■ **What the exercise asks**
Take the line with "Enumerate this screenshot's" and every line after it, through the end of the listing, and give them again exactly, pictures excluded.

■ **Extracted records**
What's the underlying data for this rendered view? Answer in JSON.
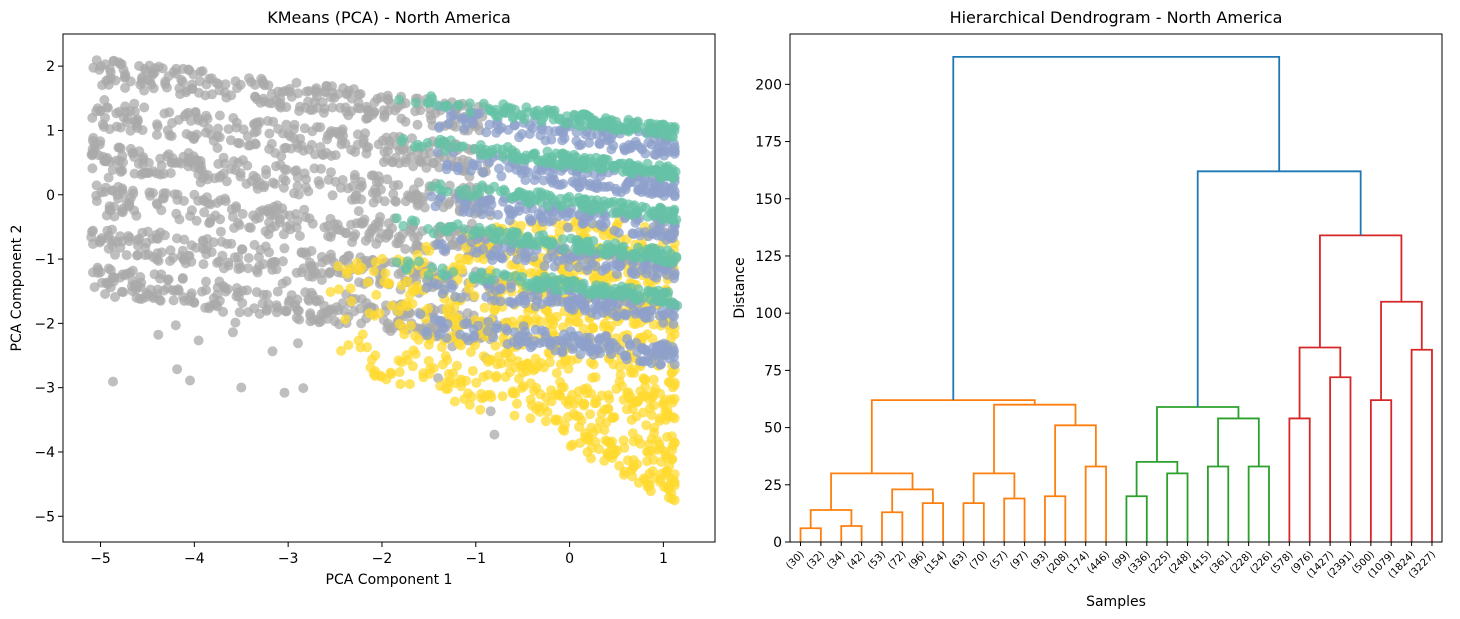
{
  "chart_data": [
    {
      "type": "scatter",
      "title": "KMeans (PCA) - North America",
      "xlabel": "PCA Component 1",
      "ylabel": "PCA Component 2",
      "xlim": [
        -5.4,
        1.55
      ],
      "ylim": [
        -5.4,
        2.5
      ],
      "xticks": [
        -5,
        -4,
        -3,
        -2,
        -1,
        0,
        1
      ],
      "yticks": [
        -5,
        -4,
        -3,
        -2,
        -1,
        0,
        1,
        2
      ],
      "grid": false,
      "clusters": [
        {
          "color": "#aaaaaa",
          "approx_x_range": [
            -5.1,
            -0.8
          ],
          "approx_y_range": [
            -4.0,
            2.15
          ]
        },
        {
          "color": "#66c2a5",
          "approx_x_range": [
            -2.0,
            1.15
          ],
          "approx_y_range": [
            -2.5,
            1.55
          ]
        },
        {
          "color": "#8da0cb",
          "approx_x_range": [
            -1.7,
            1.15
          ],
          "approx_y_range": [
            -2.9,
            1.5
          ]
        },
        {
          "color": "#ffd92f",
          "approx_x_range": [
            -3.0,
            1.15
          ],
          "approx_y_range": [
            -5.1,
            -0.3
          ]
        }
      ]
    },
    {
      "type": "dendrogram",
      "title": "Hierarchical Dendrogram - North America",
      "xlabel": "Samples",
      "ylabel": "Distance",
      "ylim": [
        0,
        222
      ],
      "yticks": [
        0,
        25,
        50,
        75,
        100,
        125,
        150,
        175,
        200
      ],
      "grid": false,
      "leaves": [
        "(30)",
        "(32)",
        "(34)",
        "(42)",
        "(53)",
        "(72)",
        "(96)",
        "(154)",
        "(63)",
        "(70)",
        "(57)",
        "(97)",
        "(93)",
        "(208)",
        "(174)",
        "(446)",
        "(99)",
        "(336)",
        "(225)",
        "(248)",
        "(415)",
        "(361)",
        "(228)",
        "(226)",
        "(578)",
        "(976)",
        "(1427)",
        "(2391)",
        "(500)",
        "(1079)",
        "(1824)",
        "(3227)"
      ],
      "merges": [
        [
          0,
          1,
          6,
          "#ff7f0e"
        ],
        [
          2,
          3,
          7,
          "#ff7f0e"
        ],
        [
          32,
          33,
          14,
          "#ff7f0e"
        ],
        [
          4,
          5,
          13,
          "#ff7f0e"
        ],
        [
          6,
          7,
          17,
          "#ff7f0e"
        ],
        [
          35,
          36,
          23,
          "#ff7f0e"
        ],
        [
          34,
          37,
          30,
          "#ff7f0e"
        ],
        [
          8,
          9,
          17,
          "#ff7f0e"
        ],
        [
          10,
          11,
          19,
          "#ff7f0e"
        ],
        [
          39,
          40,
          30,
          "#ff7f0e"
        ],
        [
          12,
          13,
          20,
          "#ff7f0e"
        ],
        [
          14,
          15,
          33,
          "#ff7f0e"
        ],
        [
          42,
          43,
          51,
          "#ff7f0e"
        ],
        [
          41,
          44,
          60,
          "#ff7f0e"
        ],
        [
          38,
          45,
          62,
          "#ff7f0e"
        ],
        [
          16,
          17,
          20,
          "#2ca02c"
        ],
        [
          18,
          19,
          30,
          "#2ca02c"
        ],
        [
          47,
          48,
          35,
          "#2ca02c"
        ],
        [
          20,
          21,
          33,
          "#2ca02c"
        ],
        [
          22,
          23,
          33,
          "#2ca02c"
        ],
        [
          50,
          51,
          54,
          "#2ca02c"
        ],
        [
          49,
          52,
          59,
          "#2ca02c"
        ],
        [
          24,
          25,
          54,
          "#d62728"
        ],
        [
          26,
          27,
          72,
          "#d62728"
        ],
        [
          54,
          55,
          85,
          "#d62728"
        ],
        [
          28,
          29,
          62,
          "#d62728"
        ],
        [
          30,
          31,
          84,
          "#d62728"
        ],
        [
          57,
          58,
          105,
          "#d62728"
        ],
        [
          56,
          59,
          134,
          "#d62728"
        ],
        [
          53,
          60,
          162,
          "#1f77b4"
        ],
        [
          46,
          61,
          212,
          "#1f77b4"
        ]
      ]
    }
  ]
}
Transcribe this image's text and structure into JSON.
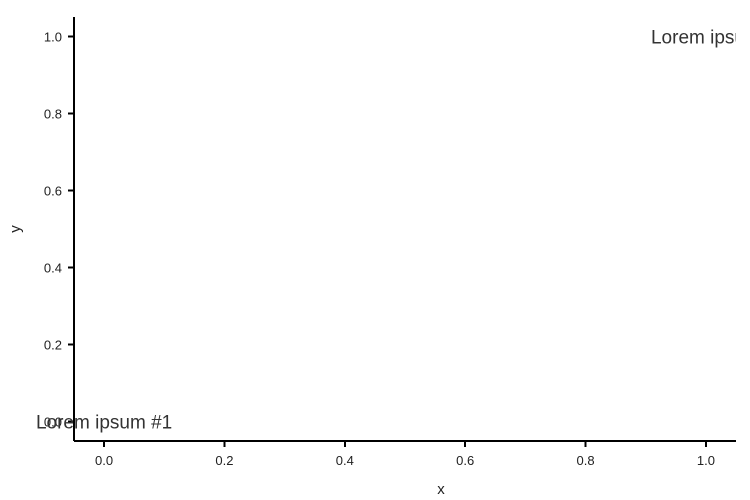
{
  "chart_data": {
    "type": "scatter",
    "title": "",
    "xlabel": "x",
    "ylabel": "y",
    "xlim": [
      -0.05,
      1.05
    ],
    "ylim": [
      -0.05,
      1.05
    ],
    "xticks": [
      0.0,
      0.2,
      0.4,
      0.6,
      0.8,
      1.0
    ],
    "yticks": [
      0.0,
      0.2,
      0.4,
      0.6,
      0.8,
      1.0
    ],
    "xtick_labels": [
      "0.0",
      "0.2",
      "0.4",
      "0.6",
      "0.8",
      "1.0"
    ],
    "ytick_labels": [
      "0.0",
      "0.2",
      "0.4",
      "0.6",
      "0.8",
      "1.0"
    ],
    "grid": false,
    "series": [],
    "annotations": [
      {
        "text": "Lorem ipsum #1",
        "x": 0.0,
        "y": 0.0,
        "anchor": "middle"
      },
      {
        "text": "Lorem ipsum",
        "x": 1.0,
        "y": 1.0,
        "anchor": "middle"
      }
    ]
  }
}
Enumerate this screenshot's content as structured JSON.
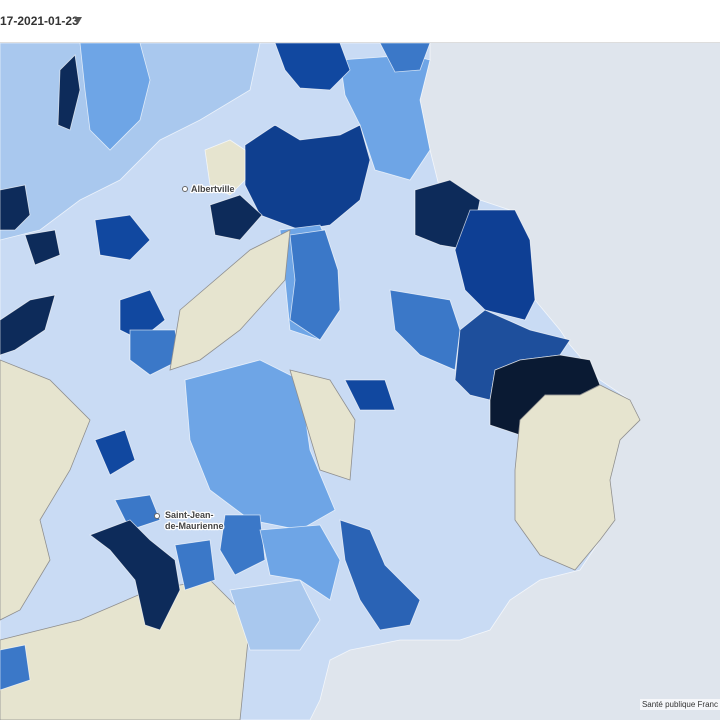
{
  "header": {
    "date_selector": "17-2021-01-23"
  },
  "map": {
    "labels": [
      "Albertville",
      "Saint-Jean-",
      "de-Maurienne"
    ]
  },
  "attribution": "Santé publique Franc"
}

■ **Exercise answer**
Enumerate this screenshot's content as structured JSON.
{
  "header": {
    "date_selector": "17-2021-01-23"
  },
  "map": {
    "labels": [
      "Albertville",
      "Saint-Jean-",
      "de-Maurienne"
    ]
  },
  "attribution": "Santé publique Franc"
}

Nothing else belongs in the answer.